Work required »
Can you print, word for word, the stretch of lines from the one containing "Localize all elements." through the one containing "detail-row-tax-item: 납부세목 고향사랑기부금", with both of those included and no other lines?

-- start Input rows --

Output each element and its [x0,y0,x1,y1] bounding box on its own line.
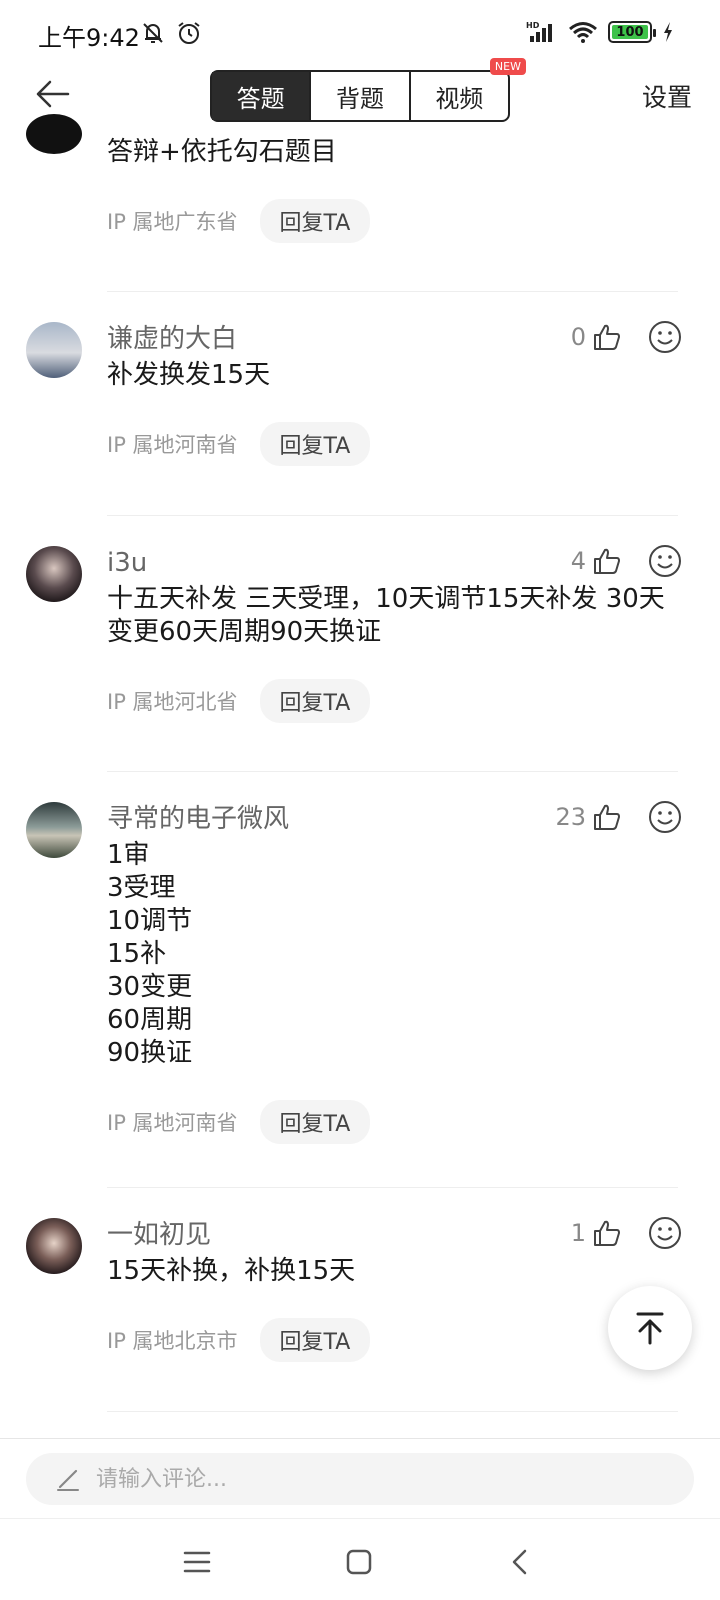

-- end Input rows --
-- start Input rows --

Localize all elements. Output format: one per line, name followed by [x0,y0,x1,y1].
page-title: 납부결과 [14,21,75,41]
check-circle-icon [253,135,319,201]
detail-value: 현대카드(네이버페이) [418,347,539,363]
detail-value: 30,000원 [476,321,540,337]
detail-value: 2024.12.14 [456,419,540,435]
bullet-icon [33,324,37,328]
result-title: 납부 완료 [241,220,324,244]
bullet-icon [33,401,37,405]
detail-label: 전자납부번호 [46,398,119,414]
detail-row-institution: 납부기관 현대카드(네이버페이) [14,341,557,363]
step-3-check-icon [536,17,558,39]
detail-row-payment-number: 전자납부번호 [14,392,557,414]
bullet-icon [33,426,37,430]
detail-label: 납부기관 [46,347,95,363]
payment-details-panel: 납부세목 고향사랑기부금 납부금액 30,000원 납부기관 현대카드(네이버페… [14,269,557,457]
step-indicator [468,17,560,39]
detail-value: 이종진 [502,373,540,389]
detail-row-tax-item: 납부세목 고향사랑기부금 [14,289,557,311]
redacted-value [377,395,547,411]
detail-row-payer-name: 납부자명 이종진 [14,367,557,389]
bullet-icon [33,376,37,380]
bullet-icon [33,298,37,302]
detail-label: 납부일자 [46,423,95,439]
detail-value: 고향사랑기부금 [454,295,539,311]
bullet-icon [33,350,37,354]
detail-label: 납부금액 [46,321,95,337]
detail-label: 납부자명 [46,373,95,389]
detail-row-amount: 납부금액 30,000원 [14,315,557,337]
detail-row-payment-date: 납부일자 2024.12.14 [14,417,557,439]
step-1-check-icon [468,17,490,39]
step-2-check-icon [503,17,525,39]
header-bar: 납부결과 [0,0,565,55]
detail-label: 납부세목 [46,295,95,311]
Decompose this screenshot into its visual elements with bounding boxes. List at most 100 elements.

-- end Input rows --

Exercise result »
Localize all elements. Output format: one per line, name followed by [x0,y0,x1,y1].
page-title: 납부결과 [14,21,75,41]
check-circle-icon [253,135,319,201]
detail-value: 현대카드(네이버페이) [418,347,539,363]
detail-value: 30,000원 [476,321,540,337]
detail-value: 2024.12.14 [456,419,540,435]
bullet-icon [33,324,37,328]
result-title: 납부 완료 [241,220,324,244]
bullet-icon [33,401,37,405]
detail-label: 전자납부번호 [46,398,119,414]
detail-row-institution: 납부기관 현대카드(네이버페이) [14,341,557,363]
step-3-check-icon [536,17,558,39]
detail-row-payment-number: 전자납부번호 [14,392,557,414]
bullet-icon [33,426,37,430]
detail-label: 납부기관 [46,347,95,363]
payment-details-panel: 납부세목 고향사랑기부금 납부금액 30,000원 납부기관 현대카드(네이버페… [14,269,557,457]
step-indicator [468,17,560,39]
detail-value: 이종진 [502,373,540,389]
detail-row-tax-item: 납부세목 고향사랑기부금 [14,289,557,311]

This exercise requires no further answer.